_Challenge:_ From the rows below, keep only the lines that contain the string "apps", and copy each of those lines unchanged.

_Provided material:_
══════

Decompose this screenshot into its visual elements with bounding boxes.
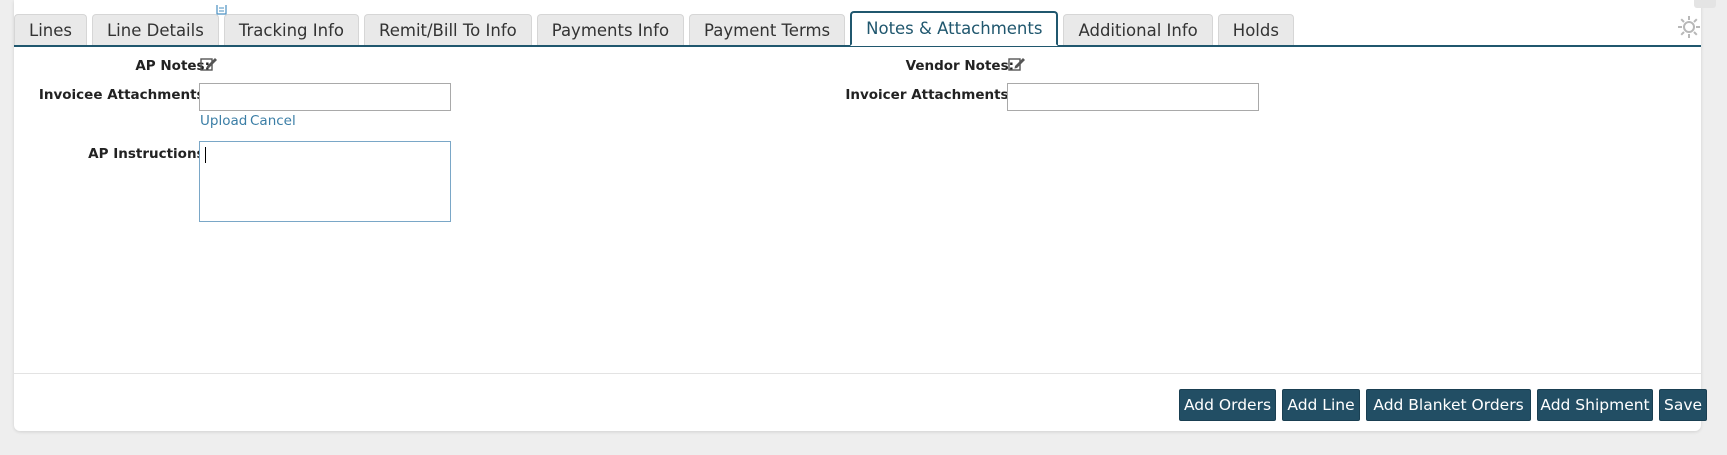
invoicee-attachments-field[interactable] — [199, 83, 451, 111]
vendor-notes-label: Vendor Notes: — [905, 58, 1014, 74]
save-button[interactable]: Save — [1659, 389, 1707, 421]
add-shipment-button[interactable]: Add Shipment — [1537, 389, 1653, 421]
invoicer-attachments-label: Invoicer Attachments: — [845, 87, 1014, 103]
gear-icon[interactable] — [1676, 14, 1702, 40]
tab-payments-info[interactable]: Payments Info — [536, 14, 685, 46]
text-caret — [205, 147, 206, 163]
collapse-handle[interactable] — [1694, 0, 1716, 8]
footer-divider — [14, 373, 1701, 374]
invoicer-attachments-field[interactable] — [1007, 83, 1259, 111]
ap-instructions-label: AP Instructions: — [88, 146, 210, 162]
tab-line-details[interactable]: Line Details — [91, 14, 219, 46]
tab-lines[interactable]: Lines — [14, 14, 87, 46]
document-icon — [214, 0, 230, 15]
ap-notes-label: AP Notes: — [135, 58, 210, 74]
tab-holds[interactable]: Holds — [1217, 14, 1294, 46]
ap-instructions-textarea[interactable] — [199, 141, 451, 222]
tab-bar: Lines Line Details Tracking Info Remit/B… — [14, 11, 1294, 46]
vendor-notes-edit-icon[interactable] — [1008, 56, 1026, 72]
tab-tracking-info[interactable]: Tracking Info — [223, 14, 359, 46]
cancel-link[interactable]: Cancel — [250, 113, 296, 129]
tab-payment-terms[interactable]: Payment Terms — [689, 14, 846, 46]
upload-link[interactable]: Upload — [200, 113, 247, 129]
ap-notes-edit-icon[interactable] — [200, 56, 218, 72]
tab-additional-info[interactable]: Additional Info — [1063, 14, 1213, 46]
tab-notes-attachments[interactable]: Notes & Attachments — [850, 11, 1059, 46]
tab-remit-bill-to-info[interactable]: Remit/Bill To Info — [364, 14, 532, 46]
invoicee-attachments-label: Invoicee Attachments: — [38, 87, 210, 103]
add-blanket-orders-button[interactable]: Add Blanket Orders — [1366, 389, 1531, 421]
add-orders-button[interactable]: Add Orders — [1179, 389, 1276, 421]
invoice-detail-panel: Lines Line Details Tracking Info Remit/B… — [14, 0, 1716, 431]
add-line-button[interactable]: Add Line — [1282, 389, 1360, 421]
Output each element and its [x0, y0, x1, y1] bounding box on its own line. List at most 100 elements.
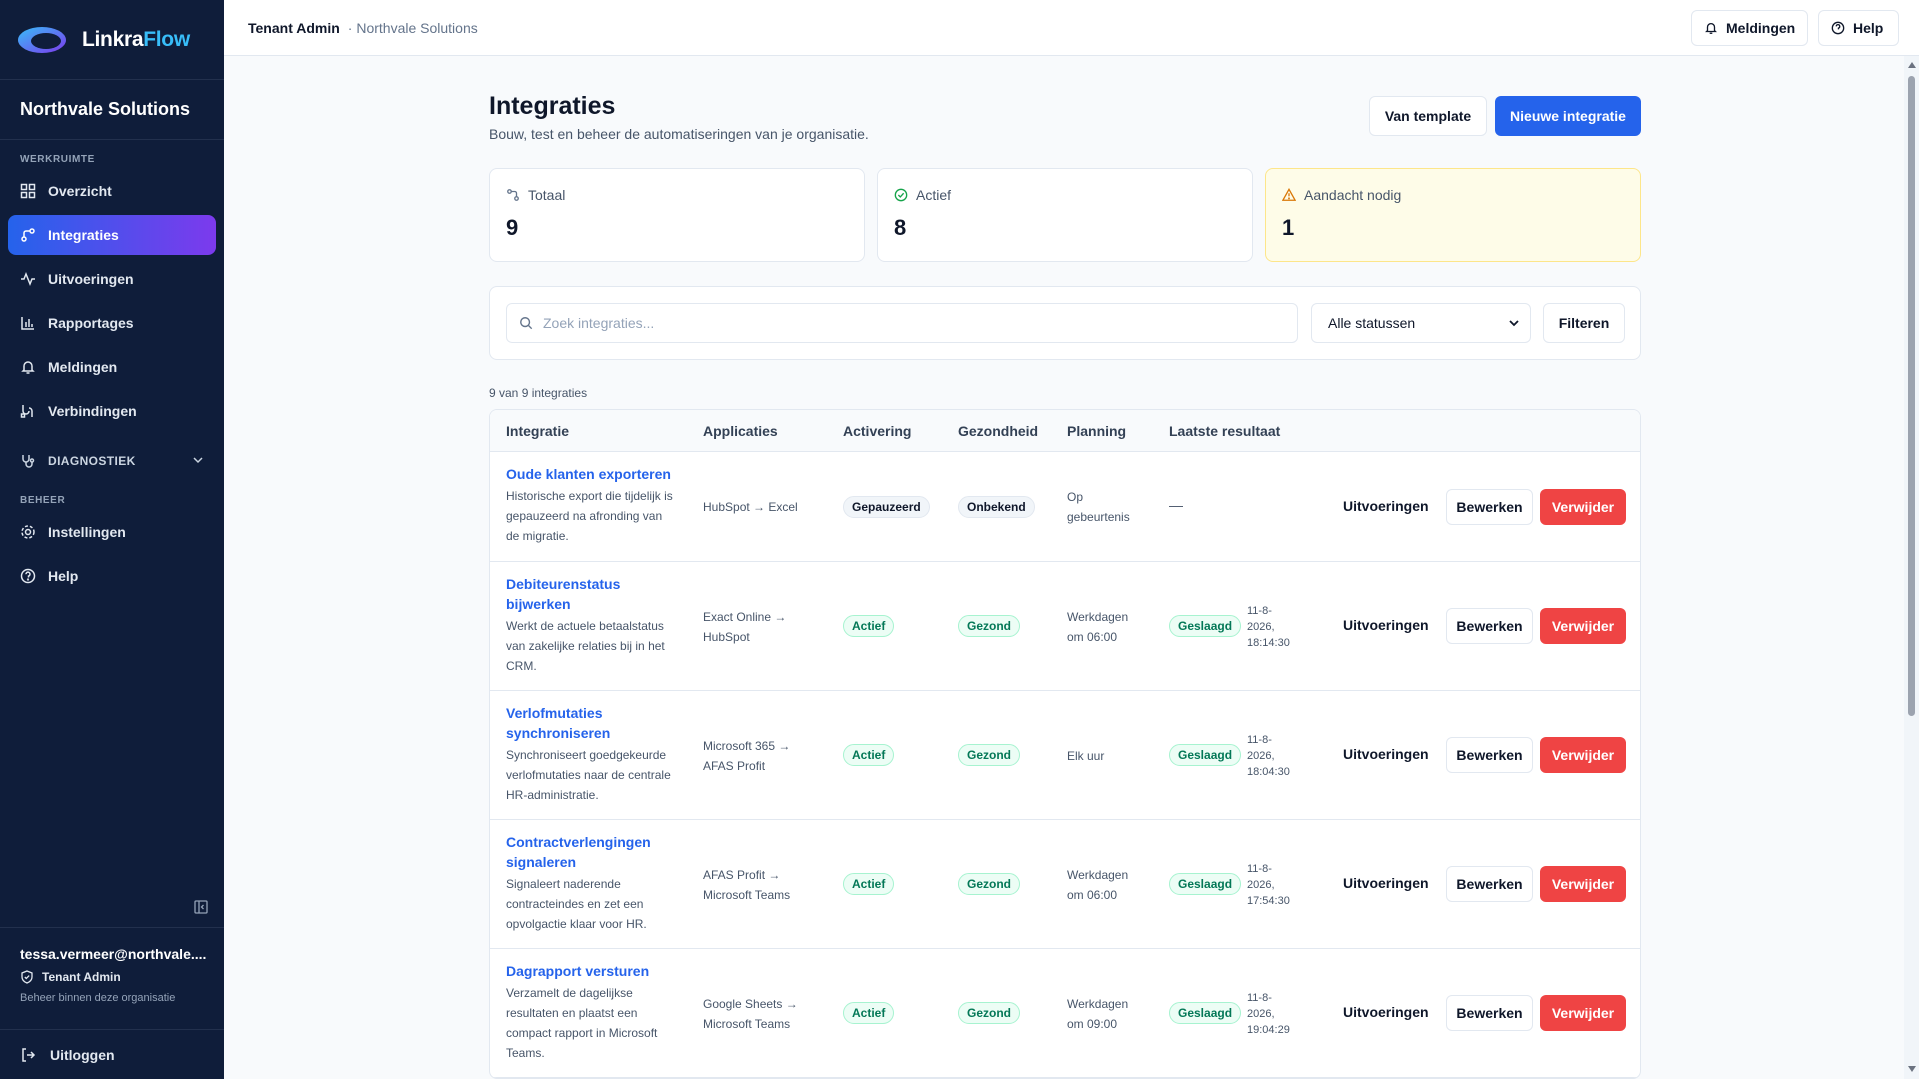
- column-header[interactable]: Laatste resultaat: [1169, 423, 1280, 439]
- sidebar-item-label: Uitvoeringen: [48, 271, 134, 287]
- integration-description: Werkt de actuele betaalstatus van zakeli…: [506, 619, 665, 673]
- logout-button[interactable]: Uitloggen: [0, 1029, 224, 1079]
- integration-apps: HubSpot → Excel: [703, 500, 798, 514]
- stat-value: 1: [1282, 215, 1295, 240]
- stat-card-total: Totaal 9: [489, 168, 865, 262]
- column-header[interactable]: Applicaties: [703, 423, 778, 439]
- activation-badge: Gepauzeerd: [843, 496, 930, 518]
- shield-icon: [20, 970, 34, 984]
- logo-text: LinkraFlow: [82, 27, 190, 51]
- integration-apps: Exact Online → HubSpot: [703, 610, 787, 644]
- bell-icon: [1704, 21, 1718, 35]
- integration-name-link[interactable]: Dagrapport versturen: [506, 961, 671, 981]
- logo[interactable]: LinkraFlow: [0, 0, 224, 80]
- column-header[interactable]: Gezondheid: [958, 423, 1038, 439]
- user-note: Beheer binnen deze organisatie: [20, 992, 176, 1004]
- result-count: 9 van 9 integraties: [489, 386, 588, 400]
- stat-label: Actief: [916, 187, 952, 203]
- activation-badge: Actief: [843, 873, 895, 895]
- sidebar-diagnostics-toggle[interactable]: DIAGNOSTIEK: [8, 441, 216, 481]
- user-role-label: Tenant Admin: [42, 970, 121, 984]
- breadcrumb-role[interactable]: Tenant Admin: [248, 20, 340, 36]
- integration-apps: AFAS Profit → Microsoft Teams: [703, 868, 791, 902]
- integration-name-link[interactable]: Contractverlengingen signaleren: [506, 832, 656, 872]
- runs-link[interactable]: Uitvoeringen: [1343, 617, 1429, 633]
- integration-icon: [506, 188, 520, 202]
- last-result-time: 11-8-2026, 18:14:30: [1247, 605, 1290, 649]
- health-badge: Gezond: [958, 615, 1020, 637]
- help-button[interactable]: Help: [1818, 10, 1899, 46]
- runs-link[interactable]: Uitvoeringen: [1343, 875, 1429, 891]
- table-row: Dagrapport versturen Verzamelt de dageli…: [490, 949, 1640, 1078]
- user-box: tessa.vermeer@northvale.... Tenant Admin…: [0, 927, 224, 1029]
- scroll-up-arrow-icon[interactable]: [1908, 62, 1916, 68]
- search-input[interactable]: [543, 315, 1263, 331]
- scrollbar-thumb[interactable]: [1908, 76, 1915, 716]
- sidebar-item-label: Meldingen: [48, 359, 118, 375]
- filter-button[interactable]: Filteren: [1543, 303, 1625, 343]
- table-row: Oude klanten exporteren Historische expo…: [490, 452, 1640, 562]
- scroll-down-arrow-icon[interactable]: [1908, 1066, 1916, 1072]
- status-select[interactable]: Alle statussen: [1311, 303, 1531, 343]
- stat-label: Totaal: [528, 187, 566, 203]
- page-subtitle: Bouw, test en beheer de automatiseringen…: [489, 126, 869, 142]
- last-result-empty: —: [1169, 497, 1183, 513]
- edit-button[interactable]: Bewerken: [1446, 995, 1533, 1031]
- chevron-down-icon: [1508, 317, 1520, 329]
- planning-text: Werkdagen om 06:00: [1067, 868, 1129, 902]
- delete-button[interactable]: Verwijder: [1540, 995, 1626, 1031]
- integration-name-link[interactable]: Oude klanten exporteren: [506, 464, 671, 484]
- integration-apps: Google Sheets → Microsoft Teams: [703, 997, 798, 1031]
- column-header[interactable]: Planning: [1067, 423, 1126, 439]
- notifications-button[interactable]: Meldingen: [1691, 10, 1808, 46]
- sidebar-item-integraties[interactable]: Integraties: [8, 215, 216, 255]
- edit-button[interactable]: Bewerken: [1446, 737, 1533, 773]
- edit-button[interactable]: Bewerken: [1446, 608, 1533, 644]
- runs-link[interactable]: Uitvoeringen: [1343, 498, 1429, 514]
- sidebar-item-meldingen[interactable]: Meldingen: [8, 347, 216, 387]
- edit-button[interactable]: Bewerken: [1446, 489, 1533, 525]
- from-template-button[interactable]: Van template: [1369, 96, 1487, 136]
- edit-button[interactable]: Bewerken: [1446, 866, 1533, 902]
- planning-text: Op gebeurtenis: [1067, 490, 1130, 524]
- activity-icon: [20, 271, 36, 287]
- delete-button[interactable]: Verwijder: [1540, 866, 1626, 902]
- sidebar-item-rapportages[interactable]: Rapportages: [8, 303, 216, 343]
- new-integration-button[interactable]: Nieuwe integratie: [1495, 96, 1641, 136]
- integration-name-link[interactable]: Debiteurenstatus bijwerken: [506, 574, 636, 614]
- notifications-label: Meldingen: [1726, 20, 1796, 36]
- integration-name-link[interactable]: Verlofmutaties synchroniseren: [506, 703, 636, 743]
- sidebar-item-label: Integraties: [48, 227, 119, 243]
- sidebar-item-overzicht[interactable]: Overzicht: [8, 171, 216, 211]
- tenant-name: Northvale Solutions: [0, 80, 224, 140]
- delete-button[interactable]: Verwijder: [1540, 737, 1626, 773]
- table-row: Verlofmutaties synchroniseren Synchronis…: [490, 691, 1640, 820]
- logout-icon: [20, 1047, 36, 1063]
- page-scrollbar[interactable]: [1904, 56, 1919, 1079]
- last-result-badge: Geslaagd: [1169, 873, 1242, 895]
- sidebar-item-label: Rapportages: [48, 315, 134, 331]
- grid-icon: [20, 183, 36, 199]
- last-result-time: 11-8-2026, 18:04:30: [1247, 734, 1290, 778]
- runs-link[interactable]: Uitvoeringen: [1343, 746, 1429, 762]
- stethoscope-icon: [20, 453, 36, 469]
- search-box[interactable]: [506, 303, 1298, 343]
- sidebar-item-help[interactable]: Help: [8, 556, 216, 596]
- user-role: Tenant Admin: [20, 970, 204, 984]
- sidebar-item-instellingen[interactable]: Instellingen: [8, 512, 216, 552]
- breadcrumb-tenant: · Northvale Solutions: [347, 19, 478, 36]
- table-row: Contractverlengingen signaleren Signalee…: [490, 820, 1640, 949]
- runs-link[interactable]: Uitvoeringen: [1343, 1004, 1429, 1020]
- column-header[interactable]: Activering: [843, 423, 911, 439]
- sidebar-item-uitvoeringen[interactable]: Uitvoeringen: [8, 259, 216, 299]
- delete-button[interactable]: Verwijder: [1540, 608, 1626, 644]
- sidebar-collapse-icon[interactable]: [194, 900, 208, 919]
- health-badge: Onbekend: [958, 496, 1035, 518]
- delete-button[interactable]: Verwijder: [1540, 489, 1626, 525]
- sidebar: LinkraFlow Northvale Solutions WERKRUIMT…: [0, 0, 224, 1079]
- column-header[interactable]: Integratie: [506, 423, 569, 439]
- sidebar-item-label: Verbindingen: [48, 403, 137, 419]
- logout-label: Uitloggen: [50, 1046, 115, 1063]
- table-header: Integratie Applicaties Activering Gezond…: [490, 410, 1640, 452]
- sidebar-item-verbindingen[interactable]: Verbindingen: [8, 391, 216, 431]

══════

_Worked solution:_
- integration-apps: HubSpot → Excel: [703, 500, 798, 514]
- integration-apps: Exact Online → HubSpot: [703, 610, 787, 644]
- integration-apps: AFAS Profit → Microsoft Teams: [703, 868, 791, 902]
- integration-apps: Google Sheets → Microsoft Teams: [703, 997, 798, 1031]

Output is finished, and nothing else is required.